● **Short task**
Read the listing and extract each line that includes the word "name".

A block of data:
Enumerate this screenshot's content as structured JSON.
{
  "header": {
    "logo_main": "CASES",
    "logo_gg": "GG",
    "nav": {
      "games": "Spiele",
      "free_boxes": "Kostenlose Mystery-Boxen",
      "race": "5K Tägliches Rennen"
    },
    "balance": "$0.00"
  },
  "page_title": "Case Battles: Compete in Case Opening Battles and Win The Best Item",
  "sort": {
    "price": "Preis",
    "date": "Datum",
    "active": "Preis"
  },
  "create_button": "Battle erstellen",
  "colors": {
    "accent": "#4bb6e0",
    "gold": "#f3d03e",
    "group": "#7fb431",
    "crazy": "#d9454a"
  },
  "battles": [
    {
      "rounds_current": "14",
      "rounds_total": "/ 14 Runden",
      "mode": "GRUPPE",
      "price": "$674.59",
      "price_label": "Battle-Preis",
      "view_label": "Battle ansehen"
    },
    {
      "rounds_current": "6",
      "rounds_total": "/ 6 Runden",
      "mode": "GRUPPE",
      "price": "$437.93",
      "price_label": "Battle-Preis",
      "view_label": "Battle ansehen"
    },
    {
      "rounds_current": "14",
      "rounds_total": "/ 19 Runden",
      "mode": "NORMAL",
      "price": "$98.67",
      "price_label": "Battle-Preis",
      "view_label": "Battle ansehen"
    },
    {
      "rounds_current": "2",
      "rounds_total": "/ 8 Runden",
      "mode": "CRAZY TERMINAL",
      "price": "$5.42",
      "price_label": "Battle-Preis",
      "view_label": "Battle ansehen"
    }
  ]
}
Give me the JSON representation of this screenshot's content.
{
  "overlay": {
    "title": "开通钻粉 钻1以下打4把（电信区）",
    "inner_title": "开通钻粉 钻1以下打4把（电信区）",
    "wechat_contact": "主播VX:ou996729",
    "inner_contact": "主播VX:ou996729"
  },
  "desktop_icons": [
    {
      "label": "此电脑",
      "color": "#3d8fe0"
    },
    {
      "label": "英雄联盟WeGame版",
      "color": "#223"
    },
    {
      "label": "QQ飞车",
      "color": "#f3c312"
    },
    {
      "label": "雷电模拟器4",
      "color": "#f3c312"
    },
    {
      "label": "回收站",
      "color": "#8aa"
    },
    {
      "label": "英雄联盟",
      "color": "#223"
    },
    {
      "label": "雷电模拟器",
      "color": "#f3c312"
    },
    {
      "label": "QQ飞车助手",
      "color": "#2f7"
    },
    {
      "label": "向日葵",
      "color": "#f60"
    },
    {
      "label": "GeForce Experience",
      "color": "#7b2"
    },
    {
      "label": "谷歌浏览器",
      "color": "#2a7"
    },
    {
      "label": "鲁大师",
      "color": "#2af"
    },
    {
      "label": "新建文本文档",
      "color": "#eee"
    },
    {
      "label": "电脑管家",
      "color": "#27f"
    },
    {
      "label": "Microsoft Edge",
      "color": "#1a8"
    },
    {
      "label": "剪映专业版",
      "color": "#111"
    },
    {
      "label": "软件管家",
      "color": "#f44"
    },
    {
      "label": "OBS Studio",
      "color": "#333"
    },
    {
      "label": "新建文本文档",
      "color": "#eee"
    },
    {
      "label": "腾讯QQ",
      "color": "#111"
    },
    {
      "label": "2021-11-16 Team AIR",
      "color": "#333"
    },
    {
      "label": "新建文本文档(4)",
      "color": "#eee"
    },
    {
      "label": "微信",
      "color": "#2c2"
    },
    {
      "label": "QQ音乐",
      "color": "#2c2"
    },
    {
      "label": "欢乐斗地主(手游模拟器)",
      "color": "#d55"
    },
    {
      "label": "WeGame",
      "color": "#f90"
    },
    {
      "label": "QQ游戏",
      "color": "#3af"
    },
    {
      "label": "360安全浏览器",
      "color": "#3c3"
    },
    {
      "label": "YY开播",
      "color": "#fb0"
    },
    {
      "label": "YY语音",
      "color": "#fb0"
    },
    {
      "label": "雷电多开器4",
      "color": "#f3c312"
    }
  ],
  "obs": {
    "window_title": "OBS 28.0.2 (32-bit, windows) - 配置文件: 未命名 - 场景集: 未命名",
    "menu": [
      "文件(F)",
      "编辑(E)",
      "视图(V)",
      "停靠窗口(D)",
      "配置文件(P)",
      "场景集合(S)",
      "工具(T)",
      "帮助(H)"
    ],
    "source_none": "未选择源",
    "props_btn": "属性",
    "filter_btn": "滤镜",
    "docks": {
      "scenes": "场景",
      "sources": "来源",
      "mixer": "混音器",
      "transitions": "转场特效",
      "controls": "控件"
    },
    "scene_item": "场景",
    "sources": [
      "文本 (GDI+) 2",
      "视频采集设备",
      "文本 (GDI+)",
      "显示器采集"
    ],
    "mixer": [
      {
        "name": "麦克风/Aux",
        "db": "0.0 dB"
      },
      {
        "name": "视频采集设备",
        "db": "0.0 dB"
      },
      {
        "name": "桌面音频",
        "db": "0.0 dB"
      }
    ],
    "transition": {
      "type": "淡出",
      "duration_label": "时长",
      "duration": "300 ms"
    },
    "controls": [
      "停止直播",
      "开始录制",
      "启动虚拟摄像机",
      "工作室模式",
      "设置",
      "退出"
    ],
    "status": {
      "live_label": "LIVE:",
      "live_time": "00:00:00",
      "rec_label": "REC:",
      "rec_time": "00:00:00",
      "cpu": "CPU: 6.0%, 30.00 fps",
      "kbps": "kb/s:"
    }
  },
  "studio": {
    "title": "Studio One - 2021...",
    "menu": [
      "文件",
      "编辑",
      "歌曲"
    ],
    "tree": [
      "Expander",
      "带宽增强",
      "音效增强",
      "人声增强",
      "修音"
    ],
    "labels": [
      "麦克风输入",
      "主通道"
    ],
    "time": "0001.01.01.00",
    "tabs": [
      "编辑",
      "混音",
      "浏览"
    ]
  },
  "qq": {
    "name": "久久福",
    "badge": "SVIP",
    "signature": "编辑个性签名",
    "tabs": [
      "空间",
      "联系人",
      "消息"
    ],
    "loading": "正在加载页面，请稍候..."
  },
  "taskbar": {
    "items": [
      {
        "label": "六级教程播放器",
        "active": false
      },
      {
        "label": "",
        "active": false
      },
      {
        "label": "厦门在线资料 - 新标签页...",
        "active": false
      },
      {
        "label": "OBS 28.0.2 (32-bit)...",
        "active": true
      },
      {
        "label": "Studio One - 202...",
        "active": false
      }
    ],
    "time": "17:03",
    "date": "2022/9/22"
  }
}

● **The reply**
        "name": "麦克风/Aux",
        "name": "视频采集设备",
        "name": "桌面音频",
    "name": "久久福",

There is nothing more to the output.